>> BEGIN Supplied entries

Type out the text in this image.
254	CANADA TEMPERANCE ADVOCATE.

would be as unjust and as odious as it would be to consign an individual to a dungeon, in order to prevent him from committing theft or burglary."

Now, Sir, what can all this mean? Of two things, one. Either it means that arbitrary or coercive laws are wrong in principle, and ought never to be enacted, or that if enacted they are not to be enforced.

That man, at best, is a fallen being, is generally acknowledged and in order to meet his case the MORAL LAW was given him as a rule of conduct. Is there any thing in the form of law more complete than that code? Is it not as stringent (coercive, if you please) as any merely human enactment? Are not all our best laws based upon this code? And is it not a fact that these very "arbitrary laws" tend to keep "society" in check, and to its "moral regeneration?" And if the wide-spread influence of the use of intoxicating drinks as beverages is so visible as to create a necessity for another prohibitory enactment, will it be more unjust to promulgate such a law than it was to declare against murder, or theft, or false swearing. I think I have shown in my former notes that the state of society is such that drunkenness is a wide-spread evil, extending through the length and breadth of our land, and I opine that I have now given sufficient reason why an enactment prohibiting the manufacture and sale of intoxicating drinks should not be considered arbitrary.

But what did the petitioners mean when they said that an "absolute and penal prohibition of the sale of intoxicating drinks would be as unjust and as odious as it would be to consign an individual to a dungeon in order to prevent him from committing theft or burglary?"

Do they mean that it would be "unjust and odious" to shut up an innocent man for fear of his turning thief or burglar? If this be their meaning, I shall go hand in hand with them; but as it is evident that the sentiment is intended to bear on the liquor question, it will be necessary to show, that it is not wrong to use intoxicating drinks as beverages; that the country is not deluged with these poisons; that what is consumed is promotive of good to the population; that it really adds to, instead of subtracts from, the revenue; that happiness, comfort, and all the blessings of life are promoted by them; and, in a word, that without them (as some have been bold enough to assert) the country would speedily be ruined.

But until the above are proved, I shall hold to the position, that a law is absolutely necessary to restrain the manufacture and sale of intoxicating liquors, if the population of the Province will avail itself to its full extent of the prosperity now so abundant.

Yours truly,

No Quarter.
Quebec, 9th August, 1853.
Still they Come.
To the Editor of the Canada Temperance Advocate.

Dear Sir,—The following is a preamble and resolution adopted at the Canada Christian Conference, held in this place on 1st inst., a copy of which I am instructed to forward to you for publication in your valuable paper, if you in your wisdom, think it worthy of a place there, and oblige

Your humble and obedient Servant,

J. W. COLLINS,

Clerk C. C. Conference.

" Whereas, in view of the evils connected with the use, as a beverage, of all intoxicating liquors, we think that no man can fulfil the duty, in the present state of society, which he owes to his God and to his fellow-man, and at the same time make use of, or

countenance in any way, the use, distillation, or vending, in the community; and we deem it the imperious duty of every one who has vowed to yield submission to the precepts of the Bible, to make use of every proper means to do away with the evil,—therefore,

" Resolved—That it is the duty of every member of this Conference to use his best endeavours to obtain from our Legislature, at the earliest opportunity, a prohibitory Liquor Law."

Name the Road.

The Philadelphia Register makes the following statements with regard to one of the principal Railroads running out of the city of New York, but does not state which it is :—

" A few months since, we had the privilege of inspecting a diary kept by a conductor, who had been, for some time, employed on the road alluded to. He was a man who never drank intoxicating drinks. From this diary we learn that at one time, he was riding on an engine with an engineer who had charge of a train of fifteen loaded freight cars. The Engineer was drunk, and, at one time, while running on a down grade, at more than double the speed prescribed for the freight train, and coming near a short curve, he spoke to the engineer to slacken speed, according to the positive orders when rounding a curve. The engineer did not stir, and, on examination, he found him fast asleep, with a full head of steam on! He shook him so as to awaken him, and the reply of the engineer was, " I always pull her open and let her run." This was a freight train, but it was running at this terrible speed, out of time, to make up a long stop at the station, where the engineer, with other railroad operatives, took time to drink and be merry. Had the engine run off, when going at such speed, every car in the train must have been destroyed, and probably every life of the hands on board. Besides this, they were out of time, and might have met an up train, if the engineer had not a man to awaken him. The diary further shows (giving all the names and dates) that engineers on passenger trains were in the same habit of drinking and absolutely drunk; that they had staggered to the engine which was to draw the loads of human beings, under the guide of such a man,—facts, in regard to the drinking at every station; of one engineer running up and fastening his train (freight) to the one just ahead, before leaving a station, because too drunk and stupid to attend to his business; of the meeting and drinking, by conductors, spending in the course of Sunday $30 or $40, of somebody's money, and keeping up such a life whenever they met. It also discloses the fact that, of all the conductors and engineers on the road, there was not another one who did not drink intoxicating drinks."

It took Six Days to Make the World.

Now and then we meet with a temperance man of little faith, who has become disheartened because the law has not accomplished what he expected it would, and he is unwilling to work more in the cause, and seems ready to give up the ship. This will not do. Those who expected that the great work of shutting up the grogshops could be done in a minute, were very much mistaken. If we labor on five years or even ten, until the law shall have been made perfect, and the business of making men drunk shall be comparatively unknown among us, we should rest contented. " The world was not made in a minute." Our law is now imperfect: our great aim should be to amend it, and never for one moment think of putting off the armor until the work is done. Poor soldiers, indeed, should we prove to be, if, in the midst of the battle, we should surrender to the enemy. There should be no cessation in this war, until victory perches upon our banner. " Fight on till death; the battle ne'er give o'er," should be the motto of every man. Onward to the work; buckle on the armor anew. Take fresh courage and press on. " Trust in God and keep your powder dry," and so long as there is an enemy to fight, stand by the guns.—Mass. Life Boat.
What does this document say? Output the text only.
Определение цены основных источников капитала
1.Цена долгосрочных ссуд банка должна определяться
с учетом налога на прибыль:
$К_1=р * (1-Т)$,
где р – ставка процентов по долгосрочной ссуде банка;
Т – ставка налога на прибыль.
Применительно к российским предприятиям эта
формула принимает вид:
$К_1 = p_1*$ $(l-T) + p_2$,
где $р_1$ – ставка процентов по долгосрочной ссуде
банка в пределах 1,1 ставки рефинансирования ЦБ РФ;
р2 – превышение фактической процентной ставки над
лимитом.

>> END Supplied entries

Go through the listing and copy all of it exactly.

> **Completed task**:
Type out the text in this image.
254	CANADA TEMPERANCE ADVOCATE.

would be as unjust and as odious as it would be to consign an individual to a dungeon, in order to prevent him from committing theft or burglary."

Now, Sir, what can all this mean? Of two things, one. Either it means that arbitrary or coercive laws are wrong in principle, and ought never to be enacted, or that if enacted they are not to be enforced.

That man, at best, is a fallen being, is generally acknowledged and in order to meet his case the MORAL LAW was given him as a rule of conduct. Is there any thing in the form of law more complete than that code? Is it not as stringent (coercive, if you please) as any merely human enactment? Are not all our best laws based upon this code? And is it not a fact that these very "arbitrary laws" tend to keep "society" in check, and to its "moral regeneration?" And if the wide-spread influence of the use of intoxicating drinks as beverages is so visible as to create a necessity for another prohibitory enactment, will it be more unjust to promulgate such a law than it was to declare against murder, or theft, or false swearing. I think I have shown in my former notes that the state of society is such that drunkenness is a wide-spread evil, extending through the length and breadth of our land, and I opine that I have now given sufficient reason why an enactment prohibiting the manufacture and sale of intoxicating drinks should not be considered arbitrary.

But what did the petitioners mean when they said that an "absolute and penal prohibition of the sale of intoxicating drinks would be as unjust and as odious as it would be to consign an individual to a dungeon in order to prevent him from committing theft or burglary?"

Do they mean that it would be "unjust and odious" to shut up an innocent man for fear of his turning thief or burglar? If this be their meaning, I shall go hand in hand with them; but as it is evident that the sentiment is intended to bear on the liquor question, it will be necessary to show, that it is not wrong to use intoxicating drinks as beverages; that the country is not deluged with these poisons; that what is consumed is promotive of good to the population; that it really adds to, instead of subtracts from, the revenue; that happiness, comfort, and all the blessings of life are promoted by them; and, in a word, that without them (as some have been bold enough to assert) the country would speedily be ruined.

But until the above are proved, I shall hold to the position, that a law is absolutely necessary to restrain the manufacture and sale of intoxicating liquors, if the population of the Province will avail itself to its full extent of the prosperity now so abundant.

Yours truly,

No Quarter.
Quebec, 9th August, 1853.
Still they Come.
To the Editor of the Canada Temperance Advocate.

Dear Sir,—The following is a preamble and resolution adopted at the Canada Christian Conference, held in this place on 1st inst., a copy of which I am instructed to forward to you for publication in your valuable paper, if you in your wisdom, think it worthy of a place there, and oblige

Your humble and obedient Servant,

J. W. COLLINS,

Clerk C. C. Conference.

" Whereas, in view of the evils connected with the use, as a beverage, of all intoxicating liquors, we think that no man can fulfil the duty, in the present state of society, which he owes to his God and to his fellow-man, and at the same time make use of, or

countenance in any way, the use, distillation, or vending, in the community; and we deem it the imperious duty of every one who has vowed to yield submission to the precepts of the Bible, to make use of every proper means to do away with the evil,—therefore,

" Resolved—That it is the duty of every member of this Conference to use his best endeavours to obtain from our Legislature, at the earliest opportunity, a prohibitory Liquor Law."

Name the Road.

The Philadelphia Register makes the following statements with regard to one of the principal Railroads running out of the city of New York, but does not state which it is :—

" A few months since, we had the privilege of inspecting a diary kept by a conductor, who had been, for some time, employed on the road alluded to. He was a man who never drank intoxicating drinks. From this diary we learn that at one time, he was riding on an engine with an engineer who had charge of a train of fifteen loaded freight cars. The Engineer was drunk, and, at one time, while running on a down grade, at more than double the speed prescribed for the freight train, and coming near a short curve, he spoke to the engineer to slacken speed, according to the positive orders when rounding a curve. The engineer did not stir, and, on examination, he found him fast asleep, with a full head of steam on! He shook him so as to awaken him, and the reply of the engineer was, " I always pull her open and let her run." This was a freight train, but it was running at this terrible speed, out of time, to make up a long stop at the station, where the engineer, with other railroad operatives, took time to drink and be merry. Had the engine run off, when going at such speed, every car in the train must have been destroyed, and probably every life of the hands on board. Besides this, they were out of time, and might have met an up train, if the engineer had not a man to awaken him. The diary further shows (giving all the names and dates) that engineers on passenger trains were in the same habit of drinking and absolutely drunk; that they had staggered to the engine which was to draw the loads of human beings, under the guide of such a man,—facts, in regard to the drinking at every station; of one engineer running up and fastening his train (freight) to the one just ahead, before leaving a station, because too drunk and stupid to attend to his business; of the meeting and drinking, by conductors, spending in the course of Sunday $30 or $40, of somebody's money, and keeping up such a life whenever they met. It also discloses the fact that, of all the conductors and engineers on the road, there was not another one who did not drink intoxicating drinks."

It took Six Days to Make the World.

Now and then we meet with a temperance man of little faith, who has become disheartened because the law has not accomplished what he expected it would, and he is unwilling to work more in the cause, and seems ready to give up the ship. This will not do. Those who expected that the great work of shutting up the grogshops could be done in a minute, were very much mistaken. If we labor on five years or even ten, until the law shall have been made perfect, and the business of making men drunk shall be comparatively unknown among us, we should rest contented. " The world was not made in a minute." Our law is now imperfect: our great aim should be to amend it, and never for one moment think of putting off the armor until the work is done. Poor soldiers, indeed, should we prove to be, if, in the midst of the battle, we should surrender to the enemy. There should be no cessation in this war, until victory perches upon our banner. " Fight on till death; the battle ne'er give o'er," should be the motto of every man. Onward to the work; buckle on the armor anew. Take fresh courage and press on. " Trust in God and keep your powder dry," and so long as there is an enemy to fight, stand by the guns.—Mass. Life Boat.
What does this document say? Output the text only.
Определение цены основных источников капитала
1.Цена долгосрочных ссуд банка должна определяться
с учетом налога на прибыль:
$К_1=р * (1-Т)$,
где р – ставка процентов по долгосрочной ссуде банка;
Т – ставка налога на прибыль.
Применительно к российским предприятиям эта
формула принимает вид:
$К_1 = p_1*$ $(l-T) + p_2$,
где $р_1$ – ставка процентов по долгосрочной ссуде
банка в пределах 1,1 ставки рефинансирования ЦБ РФ;
р2 – превышение фактической процентной ставки над
лимитом.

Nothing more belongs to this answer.